BRIEF: Wherever a line holds the string "color", copy that line.

SUPPLIED RECORDS:
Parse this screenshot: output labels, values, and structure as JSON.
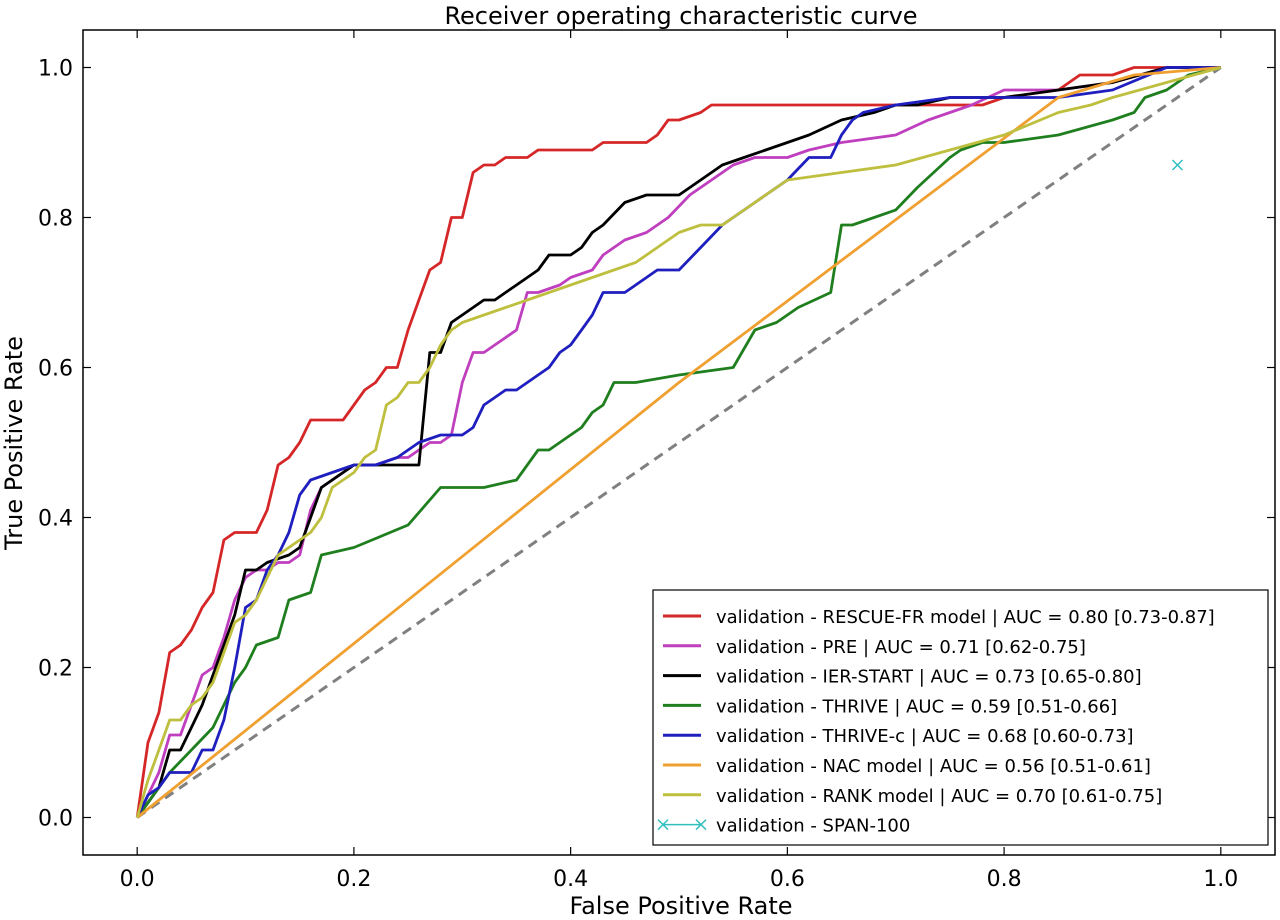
{
  "chart_data": {
    "type": "line",
    "title": "Receiver operating characteristic curve",
    "xlabel": "False Positive Rate",
    "ylabel": "True Positive Rate",
    "xlim": [
      -0.05,
      1.05
    ],
    "ylim": [
      -0.05,
      1.05
    ],
    "xticks": [
      "0.0",
      "0.2",
      "0.4",
      "0.6",
      "0.8",
      "1.0"
    ],
    "yticks": [
      "0.0",
      "0.2",
      "0.4",
      "0.6",
      "0.8",
      "1.0"
    ],
    "grid": false,
    "legend_position": "bottom-right",
    "chance_line": {
      "color": "#808080",
      "dash": true,
      "x": [
        0,
        1
      ],
      "y": [
        0,
        1
      ]
    },
    "series": [
      {
        "name": "validation - RESCUE-FR model | AUC = 0.80 [0.73-0.87]",
        "color": "#d62728",
        "x": [
          0,
          0.01,
          0.02,
          0.03,
          0.04,
          0.05,
          0.06,
          0.07,
          0.08,
          0.09,
          0.11,
          0.12,
          0.13,
          0.14,
          0.15,
          0.16,
          0.17,
          0.19,
          0.2,
          0.21,
          0.22,
          0.23,
          0.24,
          0.25,
          0.26,
          0.27,
          0.28,
          0.29,
          0.3,
          0.31,
          0.32,
          0.33,
          0.34,
          0.35,
          0.36,
          0.37,
          0.38,
          0.4,
          0.42,
          0.43,
          0.45,
          0.47,
          0.48,
          0.49,
          0.5,
          0.52,
          0.53,
          0.55,
          0.6,
          0.7,
          0.78,
          0.8,
          0.85,
          0.87,
          0.9,
          0.92,
          0.94,
          0.97,
          1.0
        ],
        "y": [
          0,
          0.1,
          0.14,
          0.22,
          0.23,
          0.25,
          0.28,
          0.3,
          0.37,
          0.38,
          0.38,
          0.41,
          0.47,
          0.48,
          0.5,
          0.53,
          0.53,
          0.53,
          0.55,
          0.57,
          0.58,
          0.6,
          0.6,
          0.65,
          0.69,
          0.73,
          0.74,
          0.8,
          0.8,
          0.86,
          0.87,
          0.87,
          0.88,
          0.88,
          0.88,
          0.89,
          0.89,
          0.89,
          0.89,
          0.9,
          0.9,
          0.9,
          0.91,
          0.93,
          0.93,
          0.94,
          0.95,
          0.95,
          0.95,
          0.95,
          0.95,
          0.96,
          0.97,
          0.99,
          0.99,
          1.0,
          1.0,
          1.0,
          1.0
        ]
      },
      {
        "name": "validation - PRE | AUC = 0.71 [0.62-0.75]",
        "color": "#bf3fbf",
        "x": [
          0,
          0.02,
          0.03,
          0.04,
          0.05,
          0.06,
          0.07,
          0.08,
          0.09,
          0.1,
          0.11,
          0.12,
          0.13,
          0.14,
          0.15,
          0.16,
          0.17,
          0.18,
          0.19,
          0.2,
          0.22,
          0.24,
          0.25,
          0.26,
          0.27,
          0.28,
          0.29,
          0.3,
          0.31,
          0.32,
          0.33,
          0.35,
          0.36,
          0.37,
          0.39,
          0.4,
          0.42,
          0.43,
          0.45,
          0.47,
          0.49,
          0.51,
          0.53,
          0.55,
          0.57,
          0.6,
          0.62,
          0.65,
          0.7,
          0.73,
          0.75,
          0.77,
          0.8,
          0.85,
          0.9,
          0.95,
          1.0
        ],
        "y": [
          0,
          0.06,
          0.11,
          0.11,
          0.15,
          0.19,
          0.2,
          0.24,
          0.29,
          0.32,
          0.33,
          0.33,
          0.34,
          0.34,
          0.35,
          0.41,
          0.44,
          0.45,
          0.46,
          0.47,
          0.47,
          0.48,
          0.48,
          0.49,
          0.5,
          0.5,
          0.51,
          0.58,
          0.62,
          0.62,
          0.63,
          0.65,
          0.7,
          0.7,
          0.71,
          0.72,
          0.73,
          0.75,
          0.77,
          0.78,
          0.8,
          0.83,
          0.85,
          0.87,
          0.88,
          0.88,
          0.89,
          0.9,
          0.91,
          0.93,
          0.94,
          0.95,
          0.97,
          0.97,
          0.98,
          1.0,
          1.0
        ]
      },
      {
        "name": "validation - IER-START | AUC = 0.73 [0.65-0.80]",
        "color": "#000000",
        "x": [
          0,
          0.02,
          0.03,
          0.04,
          0.05,
          0.06,
          0.07,
          0.08,
          0.09,
          0.1,
          0.11,
          0.12,
          0.14,
          0.15,
          0.16,
          0.17,
          0.18,
          0.19,
          0.2,
          0.22,
          0.24,
          0.26,
          0.27,
          0.28,
          0.29,
          0.3,
          0.31,
          0.32,
          0.33,
          0.34,
          0.35,
          0.36,
          0.37,
          0.38,
          0.4,
          0.41,
          0.42,
          0.43,
          0.45,
          0.47,
          0.49,
          0.5,
          0.52,
          0.54,
          0.56,
          0.58,
          0.6,
          0.62,
          0.65,
          0.68,
          0.7,
          0.72,
          0.75,
          0.8,
          0.85,
          0.9,
          0.95,
          1.0
        ],
        "y": [
          0,
          0.04,
          0.09,
          0.09,
          0.12,
          0.15,
          0.19,
          0.23,
          0.27,
          0.33,
          0.33,
          0.34,
          0.35,
          0.36,
          0.4,
          0.44,
          0.45,
          0.46,
          0.47,
          0.47,
          0.47,
          0.47,
          0.62,
          0.62,
          0.66,
          0.67,
          0.68,
          0.69,
          0.69,
          0.7,
          0.71,
          0.72,
          0.73,
          0.75,
          0.75,
          0.76,
          0.78,
          0.79,
          0.82,
          0.83,
          0.83,
          0.83,
          0.85,
          0.87,
          0.88,
          0.89,
          0.9,
          0.91,
          0.93,
          0.94,
          0.95,
          0.95,
          0.96,
          0.96,
          0.97,
          0.98,
          1.0,
          1.0
        ]
      },
      {
        "name": "validation - THRIVE | AUC = 0.59 [0.51-0.66]",
        "color": "#1f7f1f",
        "x": [
          0,
          0.03,
          0.05,
          0.07,
          0.09,
          0.1,
          0.11,
          0.13,
          0.14,
          0.16,
          0.17,
          0.2,
          0.25,
          0.28,
          0.3,
          0.32,
          0.35,
          0.37,
          0.38,
          0.4,
          0.41,
          0.42,
          0.43,
          0.44,
          0.46,
          0.5,
          0.55,
          0.57,
          0.59,
          0.61,
          0.64,
          0.65,
          0.66,
          0.7,
          0.72,
          0.75,
          0.76,
          0.78,
          0.8,
          0.85,
          0.9,
          0.92,
          0.93,
          0.95,
          0.97,
          1.0
        ],
        "y": [
          0,
          0.06,
          0.09,
          0.12,
          0.18,
          0.2,
          0.23,
          0.24,
          0.29,
          0.3,
          0.35,
          0.36,
          0.39,
          0.44,
          0.44,
          0.44,
          0.45,
          0.49,
          0.49,
          0.51,
          0.52,
          0.54,
          0.55,
          0.58,
          0.58,
          0.59,
          0.6,
          0.65,
          0.66,
          0.68,
          0.7,
          0.79,
          0.79,
          0.81,
          0.84,
          0.88,
          0.89,
          0.9,
          0.9,
          0.91,
          0.93,
          0.94,
          0.96,
          0.97,
          0.99,
          1.0
        ]
      },
      {
        "name": "validation - THRIVE-c | AUC = 0.68 [0.60-0.73]",
        "color": "#1f1fbf",
        "x": [
          0,
          0.01,
          0.02,
          0.03,
          0.04,
          0.05,
          0.06,
          0.07,
          0.08,
          0.09,
          0.1,
          0.11,
          0.12,
          0.13,
          0.14,
          0.15,
          0.16,
          0.18,
          0.2,
          0.22,
          0.24,
          0.26,
          0.28,
          0.3,
          0.31,
          0.32,
          0.33,
          0.34,
          0.35,
          0.36,
          0.37,
          0.38,
          0.39,
          0.4,
          0.41,
          0.42,
          0.43,
          0.45,
          0.46,
          0.47,
          0.48,
          0.5,
          0.52,
          0.54,
          0.55,
          0.57,
          0.58,
          0.6,
          0.62,
          0.64,
          0.65,
          0.66,
          0.67,
          0.7,
          0.75,
          0.8,
          0.85,
          0.9,
          0.95,
          1.0
        ],
        "y": [
          0,
          0.03,
          0.04,
          0.06,
          0.06,
          0.06,
          0.09,
          0.09,
          0.13,
          0.2,
          0.28,
          0.29,
          0.33,
          0.35,
          0.38,
          0.43,
          0.45,
          0.46,
          0.47,
          0.47,
          0.48,
          0.5,
          0.51,
          0.51,
          0.52,
          0.55,
          0.56,
          0.57,
          0.57,
          0.58,
          0.59,
          0.6,
          0.62,
          0.63,
          0.65,
          0.67,
          0.7,
          0.7,
          0.71,
          0.72,
          0.73,
          0.73,
          0.76,
          0.79,
          0.8,
          0.82,
          0.83,
          0.85,
          0.88,
          0.88,
          0.91,
          0.93,
          0.94,
          0.95,
          0.96,
          0.96,
          0.96,
          0.97,
          1.0,
          1.0
        ]
      },
      {
        "name": "validation - NAC model | AUC = 0.56 [0.51-0.61]",
        "color": "#f0a030",
        "x": [
          0,
          0.5,
          0.85,
          0.92,
          1.0
        ],
        "y": [
          0,
          0.58,
          0.96,
          0.99,
          1.0
        ]
      },
      {
        "name": "validation - RANK model | AUC = 0.70 [0.61-0.75]",
        "color": "#bfbf3f",
        "x": [
          0,
          0.01,
          0.02,
          0.03,
          0.04,
          0.05,
          0.06,
          0.07,
          0.08,
          0.09,
          0.1,
          0.11,
          0.12,
          0.13,
          0.14,
          0.15,
          0.16,
          0.17,
          0.18,
          0.19,
          0.2,
          0.21,
          0.22,
          0.23,
          0.24,
          0.25,
          0.26,
          0.27,
          0.28,
          0.29,
          0.3,
          0.32,
          0.34,
          0.36,
          0.38,
          0.4,
          0.42,
          0.44,
          0.46,
          0.48,
          0.5,
          0.52,
          0.54,
          0.56,
          0.58,
          0.6,
          0.65,
          0.7,
          0.75,
          0.8,
          0.85,
          0.88,
          0.9,
          0.95,
          1.0
        ],
        "y": [
          0,
          0.05,
          0.09,
          0.13,
          0.13,
          0.15,
          0.16,
          0.18,
          0.22,
          0.26,
          0.27,
          0.29,
          0.32,
          0.35,
          0.36,
          0.37,
          0.38,
          0.4,
          0.44,
          0.45,
          0.46,
          0.48,
          0.49,
          0.55,
          0.56,
          0.58,
          0.58,
          0.6,
          0.63,
          0.65,
          0.66,
          0.67,
          0.68,
          0.69,
          0.7,
          0.71,
          0.72,
          0.73,
          0.74,
          0.76,
          0.78,
          0.79,
          0.79,
          0.81,
          0.83,
          0.85,
          0.86,
          0.87,
          0.89,
          0.91,
          0.94,
          0.95,
          0.96,
          0.98,
          1.0
        ]
      },
      {
        "name": "validation - SPAN-100",
        "color": "#2fbfbf",
        "marker": "x",
        "x": [
          0.96
        ],
        "y": [
          0.87
        ]
      }
    ]
  }
}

ANSWER TO THIS EXERCISE:
      "color": "#808080",
        "color": "#d62728",
        "color": "#bf3fbf",
        "color": "#000000",
        "color": "#1f7f1f",
        "color": "#1f1fbf",
        "color": "#f0a030",
        "color": "#bfbf3f",
        "color": "#2fbfbf",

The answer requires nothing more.